• _EXERCISE AIM_:
Output every line of the material exactly, omitting images.

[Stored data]
* * * * *

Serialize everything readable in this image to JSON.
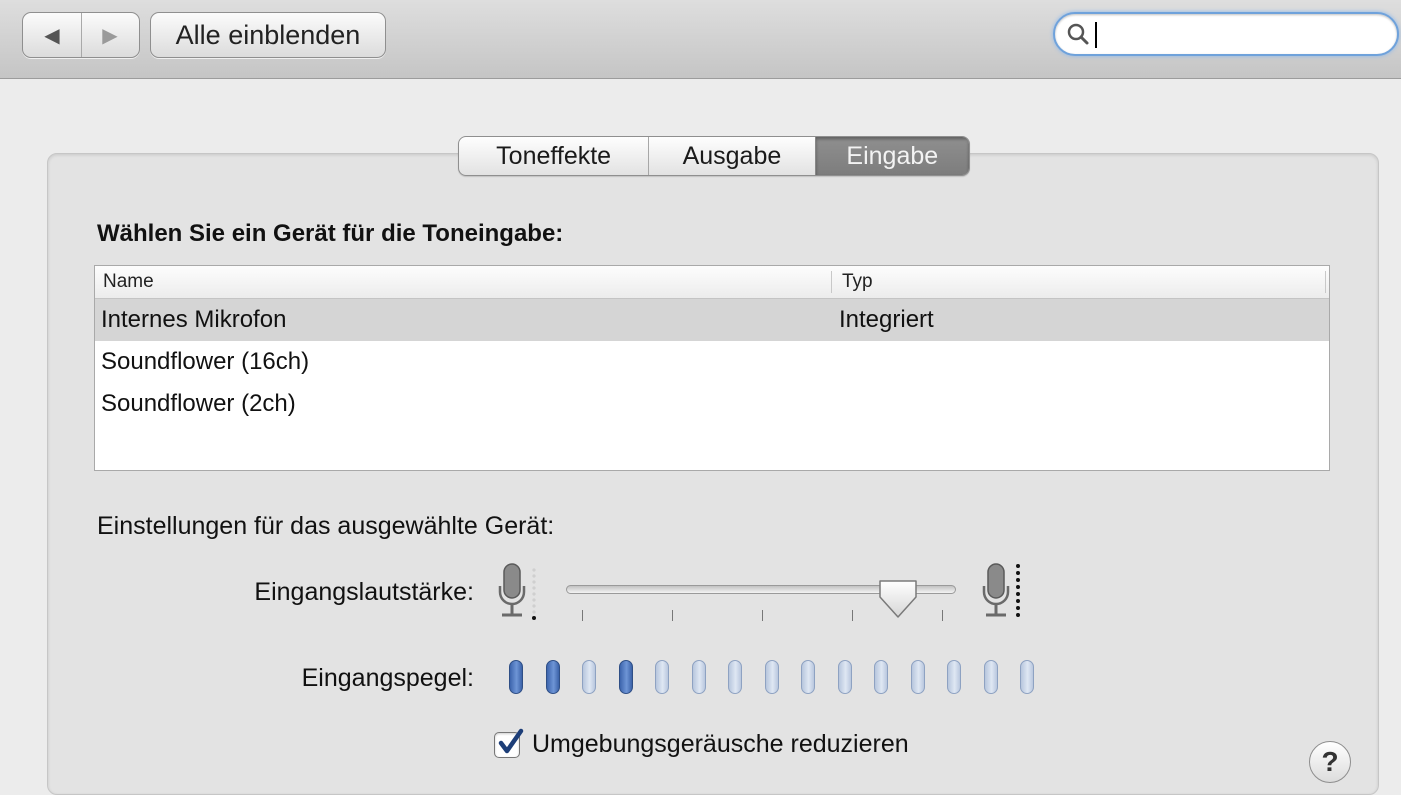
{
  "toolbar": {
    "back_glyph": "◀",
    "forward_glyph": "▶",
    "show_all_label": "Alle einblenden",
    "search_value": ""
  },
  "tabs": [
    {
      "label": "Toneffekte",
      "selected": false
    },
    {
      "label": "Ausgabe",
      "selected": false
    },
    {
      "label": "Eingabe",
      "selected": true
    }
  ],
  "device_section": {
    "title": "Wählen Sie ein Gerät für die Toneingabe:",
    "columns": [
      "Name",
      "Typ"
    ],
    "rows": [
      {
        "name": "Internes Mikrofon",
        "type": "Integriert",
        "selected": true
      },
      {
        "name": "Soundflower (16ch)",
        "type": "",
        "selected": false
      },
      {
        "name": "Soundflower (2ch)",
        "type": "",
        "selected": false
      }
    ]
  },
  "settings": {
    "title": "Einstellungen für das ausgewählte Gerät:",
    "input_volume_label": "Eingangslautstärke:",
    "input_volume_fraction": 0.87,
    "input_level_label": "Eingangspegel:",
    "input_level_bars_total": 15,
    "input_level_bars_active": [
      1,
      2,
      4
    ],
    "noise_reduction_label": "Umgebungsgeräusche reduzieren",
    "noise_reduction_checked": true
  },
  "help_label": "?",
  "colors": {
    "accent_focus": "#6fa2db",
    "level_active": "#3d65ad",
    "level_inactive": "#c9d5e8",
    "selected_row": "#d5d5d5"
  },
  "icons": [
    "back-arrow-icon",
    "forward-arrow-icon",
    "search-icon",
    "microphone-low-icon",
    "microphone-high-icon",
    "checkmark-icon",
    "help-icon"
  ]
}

* * * * *

• _SOLUTION FOR THIS EXERCISE_:
Serialize everything readable in this image to JSON.
{
  "toolbar": {
    "back_glyph": "◀",
    "forward_glyph": "▶",
    "show_all_label": "Alle einblenden",
    "search_value": ""
  },
  "tabs": [
    {
      "label": "Toneffekte",
      "selected": false
    },
    {
      "label": "Ausgabe",
      "selected": false
    },
    {
      "label": "Eingabe",
      "selected": true
    }
  ],
  "device_section": {
    "title": "Wählen Sie ein Gerät für die Toneingabe:",
    "columns": [
      "Name",
      "Typ"
    ],
    "rows": [
      {
        "name": "Internes Mikrofon",
        "type": "Integriert",
        "selected": true
      },
      {
        "name": "Soundflower (16ch)",
        "type": "",
        "selected": false
      },
      {
        "name": "Soundflower (2ch)",
        "type": "",
        "selected": false
      }
    ]
  },
  "settings": {
    "title": "Einstellungen für das ausgewählte Gerät:",
    "input_volume_label": "Eingangslautstärke:",
    "input_volume_fraction": 0.87,
    "input_level_label": "Eingangspegel:",
    "input_level_bars_total": 15,
    "input_level_bars_active": [
      1,
      2,
      4
    ],
    "noise_reduction_label": "Umgebungsgeräusche reduzieren",
    "noise_reduction_checked": true
  },
  "help_label": "?",
  "colors": {
    "accent_focus": "#6fa2db",
    "level_active": "#3d65ad",
    "level_inactive": "#c9d5e8",
    "selected_row": "#d5d5d5"
  },
  "icons": [
    "back-arrow-icon",
    "forward-arrow-icon",
    "search-icon",
    "microphone-low-icon",
    "microphone-high-icon",
    "checkmark-icon",
    "help-icon"
  ]
}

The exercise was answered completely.